> [INSTRUCTION] Each record below should be repeated precisely as written.

━━━━━━━━━━━━━━━━

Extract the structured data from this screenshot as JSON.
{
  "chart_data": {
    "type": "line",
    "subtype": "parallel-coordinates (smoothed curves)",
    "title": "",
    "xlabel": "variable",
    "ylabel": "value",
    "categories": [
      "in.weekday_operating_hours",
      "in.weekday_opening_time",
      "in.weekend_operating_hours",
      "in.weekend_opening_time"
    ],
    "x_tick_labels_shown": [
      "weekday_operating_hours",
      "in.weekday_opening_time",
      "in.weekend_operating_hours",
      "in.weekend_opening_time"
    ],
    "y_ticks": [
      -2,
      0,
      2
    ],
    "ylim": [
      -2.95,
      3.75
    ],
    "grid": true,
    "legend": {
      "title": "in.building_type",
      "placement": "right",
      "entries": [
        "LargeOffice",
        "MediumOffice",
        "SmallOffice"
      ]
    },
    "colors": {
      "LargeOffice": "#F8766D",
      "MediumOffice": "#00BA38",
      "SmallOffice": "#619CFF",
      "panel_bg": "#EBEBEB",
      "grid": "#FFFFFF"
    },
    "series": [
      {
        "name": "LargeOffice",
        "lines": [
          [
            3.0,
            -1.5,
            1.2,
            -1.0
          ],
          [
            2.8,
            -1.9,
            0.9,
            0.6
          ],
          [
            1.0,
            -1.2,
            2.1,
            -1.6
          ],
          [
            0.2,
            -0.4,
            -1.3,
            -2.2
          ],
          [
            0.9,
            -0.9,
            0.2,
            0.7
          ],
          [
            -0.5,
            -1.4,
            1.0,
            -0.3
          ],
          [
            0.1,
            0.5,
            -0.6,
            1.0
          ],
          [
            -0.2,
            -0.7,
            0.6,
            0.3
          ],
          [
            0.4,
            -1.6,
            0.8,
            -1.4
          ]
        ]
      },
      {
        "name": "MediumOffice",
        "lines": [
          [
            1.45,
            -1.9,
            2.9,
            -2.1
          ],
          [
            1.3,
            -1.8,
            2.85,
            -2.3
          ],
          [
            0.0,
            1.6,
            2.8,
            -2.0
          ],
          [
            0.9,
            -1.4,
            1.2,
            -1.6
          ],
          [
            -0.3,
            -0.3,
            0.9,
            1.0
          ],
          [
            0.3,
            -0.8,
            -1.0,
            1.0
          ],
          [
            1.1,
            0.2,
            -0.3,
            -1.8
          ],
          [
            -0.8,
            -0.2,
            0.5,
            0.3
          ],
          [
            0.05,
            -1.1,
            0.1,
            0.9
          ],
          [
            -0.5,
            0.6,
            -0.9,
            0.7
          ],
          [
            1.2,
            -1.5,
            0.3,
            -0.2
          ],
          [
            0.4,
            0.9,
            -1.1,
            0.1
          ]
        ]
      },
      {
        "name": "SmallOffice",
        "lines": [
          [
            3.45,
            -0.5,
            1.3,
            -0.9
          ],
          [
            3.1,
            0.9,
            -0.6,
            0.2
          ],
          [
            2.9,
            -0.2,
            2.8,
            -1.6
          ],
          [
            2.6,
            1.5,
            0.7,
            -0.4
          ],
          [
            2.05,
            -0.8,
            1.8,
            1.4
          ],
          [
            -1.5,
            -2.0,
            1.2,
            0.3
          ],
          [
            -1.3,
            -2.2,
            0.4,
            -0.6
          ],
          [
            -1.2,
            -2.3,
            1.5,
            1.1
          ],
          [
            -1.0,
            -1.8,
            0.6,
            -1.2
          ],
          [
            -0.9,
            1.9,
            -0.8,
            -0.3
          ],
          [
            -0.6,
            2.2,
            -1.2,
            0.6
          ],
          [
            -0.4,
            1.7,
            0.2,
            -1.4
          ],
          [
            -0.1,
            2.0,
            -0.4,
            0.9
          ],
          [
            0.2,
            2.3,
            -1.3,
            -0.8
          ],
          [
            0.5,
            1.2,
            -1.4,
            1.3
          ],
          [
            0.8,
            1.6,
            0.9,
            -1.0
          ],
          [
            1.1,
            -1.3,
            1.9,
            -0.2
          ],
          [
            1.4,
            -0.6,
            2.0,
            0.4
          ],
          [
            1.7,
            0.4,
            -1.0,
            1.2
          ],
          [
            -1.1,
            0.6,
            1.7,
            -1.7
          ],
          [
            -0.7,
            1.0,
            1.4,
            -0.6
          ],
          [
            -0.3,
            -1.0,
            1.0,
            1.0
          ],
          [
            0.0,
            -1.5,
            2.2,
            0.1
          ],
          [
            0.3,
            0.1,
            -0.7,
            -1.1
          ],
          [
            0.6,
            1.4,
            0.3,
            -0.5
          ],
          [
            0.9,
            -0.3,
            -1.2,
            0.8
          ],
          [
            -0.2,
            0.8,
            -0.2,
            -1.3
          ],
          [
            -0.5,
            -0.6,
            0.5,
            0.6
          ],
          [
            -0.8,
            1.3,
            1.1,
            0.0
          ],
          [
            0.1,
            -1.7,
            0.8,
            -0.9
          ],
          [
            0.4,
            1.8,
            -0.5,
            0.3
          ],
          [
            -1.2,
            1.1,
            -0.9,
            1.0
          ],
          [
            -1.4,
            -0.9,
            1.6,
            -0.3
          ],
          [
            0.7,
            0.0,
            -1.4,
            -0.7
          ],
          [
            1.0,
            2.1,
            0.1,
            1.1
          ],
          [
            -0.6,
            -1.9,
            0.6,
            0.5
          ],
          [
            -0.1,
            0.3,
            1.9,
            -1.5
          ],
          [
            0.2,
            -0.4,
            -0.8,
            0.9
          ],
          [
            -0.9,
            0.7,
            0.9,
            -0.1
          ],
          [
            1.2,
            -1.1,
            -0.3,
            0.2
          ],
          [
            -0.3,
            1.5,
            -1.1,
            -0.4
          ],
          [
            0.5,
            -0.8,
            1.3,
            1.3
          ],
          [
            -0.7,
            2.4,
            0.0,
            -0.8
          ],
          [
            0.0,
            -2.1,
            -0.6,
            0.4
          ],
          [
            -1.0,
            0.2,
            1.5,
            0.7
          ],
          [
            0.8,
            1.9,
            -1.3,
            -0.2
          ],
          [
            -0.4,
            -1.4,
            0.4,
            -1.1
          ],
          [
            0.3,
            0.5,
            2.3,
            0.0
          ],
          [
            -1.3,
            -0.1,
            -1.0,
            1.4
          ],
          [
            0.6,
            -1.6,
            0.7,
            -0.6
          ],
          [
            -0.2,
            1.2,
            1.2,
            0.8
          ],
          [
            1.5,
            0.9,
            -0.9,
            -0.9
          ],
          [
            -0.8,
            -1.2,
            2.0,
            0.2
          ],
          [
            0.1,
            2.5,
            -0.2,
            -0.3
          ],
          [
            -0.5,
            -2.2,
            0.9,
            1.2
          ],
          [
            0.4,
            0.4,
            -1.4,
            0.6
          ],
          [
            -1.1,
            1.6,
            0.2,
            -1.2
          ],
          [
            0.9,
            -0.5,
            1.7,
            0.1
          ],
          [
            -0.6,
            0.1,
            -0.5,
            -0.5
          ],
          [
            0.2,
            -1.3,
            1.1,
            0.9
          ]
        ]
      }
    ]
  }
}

━━━━━━━━━━━━━━━━

> [EXPECTED ANSWER]
Extract the structured data from this screenshot as JSON.
{
  "chart_data": {
    "type": "line",
    "subtype": "parallel-coordinates (smoothed curves)",
    "title": "",
    "xlabel": "variable",
    "ylabel": "value",
    "categories": [
      "in.weekday_operating_hours",
      "in.weekday_opening_time",
      "in.weekend_operating_hours",
      "in.weekend_opening_time"
    ],
    "x_tick_labels_shown": [
      "weekday_operating_hours",
      "in.weekday_opening_time",
      "in.weekend_operating_hours",
      "in.weekend_opening_time"
    ],
    "y_ticks": [
      -2,
      0,
      2
    ],
    "ylim": [
      -2.95,
      3.75
    ],
    "grid": true,
    "legend": {
      "title": "in.building_type",
      "placement": "right",
      "entries": [
        "LargeOffice",
        "MediumOffice",
        "SmallOffice"
      ]
    },
    "colors": {
      "LargeOffice": "#F8766D",
      "MediumOffice": "#00BA38",
      "SmallOffice": "#619CFF",
      "panel_bg": "#EBEBEB",
      "grid": "#FFFFFF"
    },
    "series": [
      {
        "name": "LargeOffice",
        "lines": [
          [
            3.0,
            -1.5,
            1.2,
            -1.0
          ],
          [
            2.8,
            -1.9,
            0.9,
            0.6
          ],
          [
            1.0,
            -1.2,
            2.1,
            -1.6
          ],
          [
            0.2,
            -0.4,
            -1.3,
            -2.2
          ],
          [
            0.9,
            -0.9,
            0.2,
            0.7
          ],
          [
            -0.5,
            -1.4,
            1.0,
            -0.3
          ],
          [
            0.1,
            0.5,
            -0.6,
            1.0
          ],
          [
            -0.2,
            -0.7,
            0.6,
            0.3
          ],
          [
            0.4,
            -1.6,
            0.8,
            -1.4
          ]
        ]
      },
      {
        "name": "MediumOffice",
        "lines": [
          [
            1.45,
            -1.9,
            2.9,
            -2.1
          ],
          [
            1.3,
            -1.8,
            2.85,
            -2.3
          ],
          [
            0.0,
            1.6,
            2.8,
            -2.0
          ],
          [
            0.9,
            -1.4,
            1.2,
            -1.6
          ],
          [
            -0.3,
            -0.3,
            0.9,
            1.0
          ],
          [
            0.3,
            -0.8,
            -1.0,
            1.0
          ],
          [
            1.1,
            0.2,
            -0.3,
            -1.8
          ],
          [
            -0.8,
            -0.2,
            0.5,
            0.3
          ],
          [
            0.05,
            -1.1,
            0.1,
            0.9
          ],
          [
            -0.5,
            0.6,
            -0.9,
            0.7
          ],
          [
            1.2,
            -1.5,
            0.3,
            -0.2
          ],
          [
            0.4,
            0.9,
            -1.1,
            0.1
          ]
        ]
      },
      {
        "name": "SmallOffice",
        "lines": [
          [
            3.45,
            -0.5,
            1.3,
            -0.9
          ],
          [
            3.1,
            0.9,
            -0.6,
            0.2
          ],
          [
            2.9,
            -0.2,
            2.8,
            -1.6
          ],
          [
            2.6,
            1.5,
            0.7,
            -0.4
          ],
          [
            2.05,
            -0.8,
            1.8,
            1.4
          ],
          [
            -1.5,
            -2.0,
            1.2,
            0.3
          ],
          [
            -1.3,
            -2.2,
            0.4,
            -0.6
          ],
          [
            -1.2,
            -2.3,
            1.5,
            1.1
          ],
          [
            -1.0,
            -1.8,
            0.6,
            -1.2
          ],
          [
            -0.9,
            1.9,
            -0.8,
            -0.3
          ],
          [
            -0.6,
            2.2,
            -1.2,
            0.6
          ],
          [
            -0.4,
            1.7,
            0.2,
            -1.4
          ],
          [
            -0.1,
            2.0,
            -0.4,
            0.9
          ],
          [
            0.2,
            2.3,
            -1.3,
            -0.8
          ],
          [
            0.5,
            1.2,
            -1.4,
            1.3
          ],
          [
            0.8,
            1.6,
            0.9,
            -1.0
          ],
          [
            1.1,
            -1.3,
            1.9,
            -0.2
          ],
          [
            1.4,
            -0.6,
            2.0,
            0.4
          ],
          [
            1.7,
            0.4,
            -1.0,
            1.2
          ],
          [
            -1.1,
            0.6,
            1.7,
            -1.7
          ],
          [
            -0.7,
            1.0,
            1.4,
            -0.6
          ],
          [
            -0.3,
            -1.0,
            1.0,
            1.0
          ],
          [
            0.0,
            -1.5,
            2.2,
            0.1
          ],
          [
            0.3,
            0.1,
            -0.7,
            -1.1
          ],
          [
            0.6,
            1.4,
            0.3,
            -0.5
          ],
          [
            0.9,
            -0.3,
            -1.2,
            0.8
          ],
          [
            -0.2,
            0.8,
            -0.2,
            -1.3
          ],
          [
            -0.5,
            -0.6,
            0.5,
            0.6
          ],
          [
            -0.8,
            1.3,
            1.1,
            0.0
          ],
          [
            0.1,
            -1.7,
            0.8,
            -0.9
          ],
          [
            0.4,
            1.8,
            -0.5,
            0.3
          ],
          [
            -1.2,
            1.1,
            -0.9,
            1.0
          ],
          [
            -1.4,
            -0.9,
            1.6,
            -0.3
          ],
          [
            0.7,
            0.0,
            -1.4,
            -0.7
          ],
          [
            1.0,
            2.1,
            0.1,
            1.1
          ],
          [
            -0.6,
            -1.9,
            0.6,
            0.5
          ],
          [
            -0.1,
            0.3,
            1.9,
            -1.5
          ],
          [
            0.2,
            -0.4,
            -0.8,
            0.9
          ],
          [
            -0.9,
            0.7,
            0.9,
            -0.1
          ],
          [
            1.2,
            -1.1,
            -0.3,
            0.2
          ],
          [
            -0.3,
            1.5,
            -1.1,
            -0.4
          ],
          [
            0.5,
            -0.8,
            1.3,
            1.3
          ],
          [
            -0.7,
            2.4,
            0.0,
            -0.8
          ],
          [
            0.0,
            -2.1,
            -0.6,
            0.4
          ],
          [
            -1.0,
            0.2,
            1.5,
            0.7
          ],
          [
            0.8,
            1.9,
            -1.3,
            -0.2
          ],
          [
            -0.4,
            -1.4,
            0.4,
            -1.1
          ],
          [
            0.3,
            0.5,
            2.3,
            0.0
          ],
          [
            -1.3,
            -0.1,
            -1.0,
            1.4
          ],
          [
            0.6,
            -1.6,
            0.7,
            -0.6
          ],
          [
            -0.2,
            1.2,
            1.2,
            0.8
          ],
          [
            1.5,
            0.9,
            -0.9,
            -0.9
          ],
          [
            -0.8,
            -1.2,
            2.0,
            0.2
          ],
          [
            0.1,
            2.5,
            -0.2,
            -0.3
          ],
          [
            -0.5,
            -2.2,
            0.9,
            1.2
          ],
          [
            0.4,
            0.4,
            -1.4,
            0.6
          ],
          [
            -1.1,
            1.6,
            0.2,
            -1.2
          ],
          [
            0.9,
            -0.5,
            1.7,
            0.1
          ],
          [
            -0.6,
            0.1,
            -0.5,
            -0.5
          ],
          [
            0.2,
            -1.3,
            1.1,
            0.9
          ]
        ]
      }
    ]
  }
}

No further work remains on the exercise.